- _THE RECORDS_
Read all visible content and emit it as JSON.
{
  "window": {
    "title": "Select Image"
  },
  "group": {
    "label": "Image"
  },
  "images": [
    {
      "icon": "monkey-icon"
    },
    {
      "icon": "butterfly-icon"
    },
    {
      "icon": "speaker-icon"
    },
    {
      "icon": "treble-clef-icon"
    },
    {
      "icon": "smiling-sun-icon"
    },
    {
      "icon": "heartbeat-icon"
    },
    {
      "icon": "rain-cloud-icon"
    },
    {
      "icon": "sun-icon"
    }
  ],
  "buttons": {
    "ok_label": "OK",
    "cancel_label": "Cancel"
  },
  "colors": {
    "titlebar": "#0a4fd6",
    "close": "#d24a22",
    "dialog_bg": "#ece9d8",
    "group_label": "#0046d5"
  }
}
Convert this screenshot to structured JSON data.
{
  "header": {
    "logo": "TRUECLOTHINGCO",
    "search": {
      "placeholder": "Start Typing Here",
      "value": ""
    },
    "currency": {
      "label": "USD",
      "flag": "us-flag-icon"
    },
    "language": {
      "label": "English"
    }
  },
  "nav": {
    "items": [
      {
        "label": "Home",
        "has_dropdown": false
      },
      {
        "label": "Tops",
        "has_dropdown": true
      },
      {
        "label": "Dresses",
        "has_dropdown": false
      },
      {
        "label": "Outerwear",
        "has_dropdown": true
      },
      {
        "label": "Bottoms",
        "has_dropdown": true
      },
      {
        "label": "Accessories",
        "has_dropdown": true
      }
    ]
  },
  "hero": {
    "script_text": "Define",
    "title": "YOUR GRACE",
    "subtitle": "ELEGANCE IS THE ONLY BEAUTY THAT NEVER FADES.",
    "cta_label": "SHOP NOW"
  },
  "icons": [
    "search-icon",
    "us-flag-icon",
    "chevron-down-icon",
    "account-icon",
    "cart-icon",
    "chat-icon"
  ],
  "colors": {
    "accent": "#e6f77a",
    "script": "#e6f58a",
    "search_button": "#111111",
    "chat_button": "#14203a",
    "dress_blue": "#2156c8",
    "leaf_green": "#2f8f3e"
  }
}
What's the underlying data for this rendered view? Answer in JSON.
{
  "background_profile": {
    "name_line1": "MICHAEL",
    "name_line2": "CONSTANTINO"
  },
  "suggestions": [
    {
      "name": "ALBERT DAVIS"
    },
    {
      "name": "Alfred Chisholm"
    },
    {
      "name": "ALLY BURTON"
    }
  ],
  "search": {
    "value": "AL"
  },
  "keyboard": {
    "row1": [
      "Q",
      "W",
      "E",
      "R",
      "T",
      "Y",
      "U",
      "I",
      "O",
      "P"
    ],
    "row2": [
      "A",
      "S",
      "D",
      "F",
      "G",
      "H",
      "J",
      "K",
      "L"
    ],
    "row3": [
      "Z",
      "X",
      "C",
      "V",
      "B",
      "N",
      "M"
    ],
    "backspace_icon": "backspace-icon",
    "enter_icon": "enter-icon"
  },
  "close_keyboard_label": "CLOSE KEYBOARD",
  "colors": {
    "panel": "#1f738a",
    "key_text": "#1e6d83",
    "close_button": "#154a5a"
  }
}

- _THE REQUEST_
Would you restate each of the entries word for word?

- _THE RESPONSE_
Read all visible content and emit it as JSON.
{
  "window": {
    "title": "Select Image"
  },
  "group": {
    "label": "Image"
  },
  "images": [
    {
      "icon": "monkey-icon"
    },
    {
      "icon": "butterfly-icon"
    },
    {
      "icon": "speaker-icon"
    },
    {
      "icon": "treble-clef-icon"
    },
    {
      "icon": "smiling-sun-icon"
    },
    {
      "icon": "heartbeat-icon"
    },
    {
      "icon": "rain-cloud-icon"
    },
    {
      "icon": "sun-icon"
    }
  ],
  "buttons": {
    "ok_label": "OK",
    "cancel_label": "Cancel"
  },
  "colors": {
    "titlebar": "#0a4fd6",
    "close": "#d24a22",
    "dialog_bg": "#ece9d8",
    "group_label": "#0046d5"
  }
}
Convert this screenshot to structured JSON data.
{
  "header": {
    "logo": "TRUECLOTHINGCO",
    "search": {
      "placeholder": "Start Typing Here",
      "value": ""
    },
    "currency": {
      "label": "USD",
      "flag": "us-flag-icon"
    },
    "language": {
      "label": "English"
    }
  },
  "nav": {
    "items": [
      {
        "label": "Home",
        "has_dropdown": false
      },
      {
        "label": "Tops",
        "has_dropdown": true
      },
      {
        "label": "Dresses",
        "has_dropdown": false
      },
      {
        "label": "Outerwear",
        "has_dropdown": true
      },
      {
        "label": "Bottoms",
        "has_dropdown": true
      },
      {
        "label": "Accessories",
        "has_dropdown": true
      }
    ]
  },
  "hero": {
    "script_text": "Define",
    "title": "YOUR GRACE",
    "subtitle": "ELEGANCE IS THE ONLY BEAUTY THAT NEVER FADES.",
    "cta_label": "SHOP NOW"
  },
  "icons": [
    "search-icon",
    "us-flag-icon",
    "chevron-down-icon",
    "account-icon",
    "cart-icon",
    "chat-icon"
  ],
  "colors": {
    "accent": "#e6f77a",
    "script": "#e6f58a",
    "search_button": "#111111",
    "chat_button": "#14203a",
    "dress_blue": "#2156c8",
    "leaf_green": "#2f8f3e"
  }
}
What's the underlying data for this rendered view? Answer in JSON.
{
  "background_profile": {
    "name_line1": "MICHAEL",
    "name_line2": "CONSTANTINO"
  },
  "suggestions": [
    {
      "name": "ALBERT DAVIS"
    },
    {
      "name": "Alfred Chisholm"
    },
    {
      "name": "ALLY BURTON"
    }
  ],
  "search": {
    "value": "AL"
  },
  "keyboard": {
    "row1": [
      "Q",
      "W",
      "E",
      "R",
      "T",
      "Y",
      "U",
      "I",
      "O",
      "P"
    ],
    "row2": [
      "A",
      "S",
      "D",
      "F",
      "G",
      "H",
      "J",
      "K",
      "L"
    ],
    "row3": [
      "Z",
      "X",
      "C",
      "V",
      "B",
      "N",
      "M"
    ],
    "backspace_icon": "backspace-icon",
    "enter_icon": "enter-icon"
  },
  "close_keyboard_label": "CLOSE KEYBOARD",
  "colors": {
    "panel": "#1f738a",
    "key_text": "#1e6d83",
    "close_button": "#154a5a"
  }
}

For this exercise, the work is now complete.